BEGIN
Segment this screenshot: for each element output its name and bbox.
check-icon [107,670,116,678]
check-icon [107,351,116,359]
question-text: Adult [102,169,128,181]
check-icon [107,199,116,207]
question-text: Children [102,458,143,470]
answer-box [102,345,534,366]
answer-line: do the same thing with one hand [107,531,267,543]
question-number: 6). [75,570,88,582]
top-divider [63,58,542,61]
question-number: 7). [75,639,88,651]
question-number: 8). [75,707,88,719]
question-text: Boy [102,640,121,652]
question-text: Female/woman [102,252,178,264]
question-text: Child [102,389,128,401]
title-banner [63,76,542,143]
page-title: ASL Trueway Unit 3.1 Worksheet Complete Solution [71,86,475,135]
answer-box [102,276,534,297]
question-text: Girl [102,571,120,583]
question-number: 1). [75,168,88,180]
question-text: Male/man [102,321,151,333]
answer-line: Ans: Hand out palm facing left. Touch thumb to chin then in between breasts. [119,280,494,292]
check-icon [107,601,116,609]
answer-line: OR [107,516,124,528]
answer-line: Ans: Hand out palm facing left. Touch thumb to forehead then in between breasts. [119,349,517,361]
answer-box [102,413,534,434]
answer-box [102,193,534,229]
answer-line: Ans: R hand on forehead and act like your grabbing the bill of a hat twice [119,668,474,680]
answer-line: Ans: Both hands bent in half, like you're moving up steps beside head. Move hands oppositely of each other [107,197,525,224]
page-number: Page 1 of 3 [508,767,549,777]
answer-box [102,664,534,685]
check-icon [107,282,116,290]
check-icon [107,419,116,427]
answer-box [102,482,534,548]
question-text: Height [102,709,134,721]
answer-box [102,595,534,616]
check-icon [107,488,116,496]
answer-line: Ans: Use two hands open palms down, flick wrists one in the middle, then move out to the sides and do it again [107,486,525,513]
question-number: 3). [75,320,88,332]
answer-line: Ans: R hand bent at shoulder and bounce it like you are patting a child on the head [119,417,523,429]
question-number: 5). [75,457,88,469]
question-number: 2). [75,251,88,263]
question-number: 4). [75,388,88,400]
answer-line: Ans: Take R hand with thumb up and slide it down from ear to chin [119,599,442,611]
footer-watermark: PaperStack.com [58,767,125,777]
END
Reproduce every line of the material above word for word and in the same order.

Segment this screenshot: for each element output its name and bbox.
check-icon [107,670,116,678]
check-icon [107,351,116,359]
question-text: Adult [102,169,128,181]
check-icon [107,199,116,207]
question-text: Children [102,458,143,470]
answer-box [102,345,534,366]
answer-line: do the same thing with one hand [107,531,267,543]
question-number: 6). [75,570,88,582]
top-divider [63,58,542,61]
question-number: 7). [75,639,88,651]
question-number: 8). [75,707,88,719]
question-text: Boy [102,640,121,652]
question-text: Female/woman [102,252,178,264]
question-text: Child [102,389,128,401]
title-banner [63,76,542,143]
page-title: ASL Trueway Unit 3.1 Worksheet Complete Solution [71,86,475,135]
answer-box [102,276,534,297]
question-text: Girl [102,571,120,583]
question-number: 1). [75,168,88,180]
question-text: Male/man [102,321,151,333]
answer-line: Ans: Hand out palm facing left. Touch thumb to chin then in between breasts. [119,280,494,292]
check-icon [107,601,116,609]
answer-line: OR [107,516,124,528]
answer-line: Ans: Hand out palm facing left. Touch thumb to forehead then in between breasts. [119,349,517,361]
answer-box [102,413,534,434]
answer-box [102,193,534,229]
answer-line: Ans: R hand on forehead and act like your grabbing the bill of a hat twice [119,668,474,680]
answer-line: Ans: Both hands bent in half, like you're moving up steps beside head. Move hands oppositely of each other [107,197,525,224]
page-number: Page 1 of 3 [508,767,549,777]
answer-box [102,664,534,685]
check-icon [107,282,116,290]
check-icon [107,419,116,427]
answer-box [102,482,534,548]
question-text: Height [102,709,134,721]
answer-box [102,595,534,616]
check-icon [107,488,116,496]
answer-line: Ans: Use two hands open palms down, flick wrists one in the middle, then move out to the sides and do it again [107,486,525,513]
question-number: 3). [75,320,88,332]
answer-line: Ans: R hand bent at shoulder and bounce it like you are patting a child on the head [119,417,523,429]
question-number: 5). [75,457,88,469]
question-number: 2). [75,251,88,263]
question-number: 4). [75,388,88,400]
answer-line: Ans: Take R hand with thumb up and slide it down from ear to chin [119,599,442,611]
footer-watermark: PaperStack.com [58,767,125,777]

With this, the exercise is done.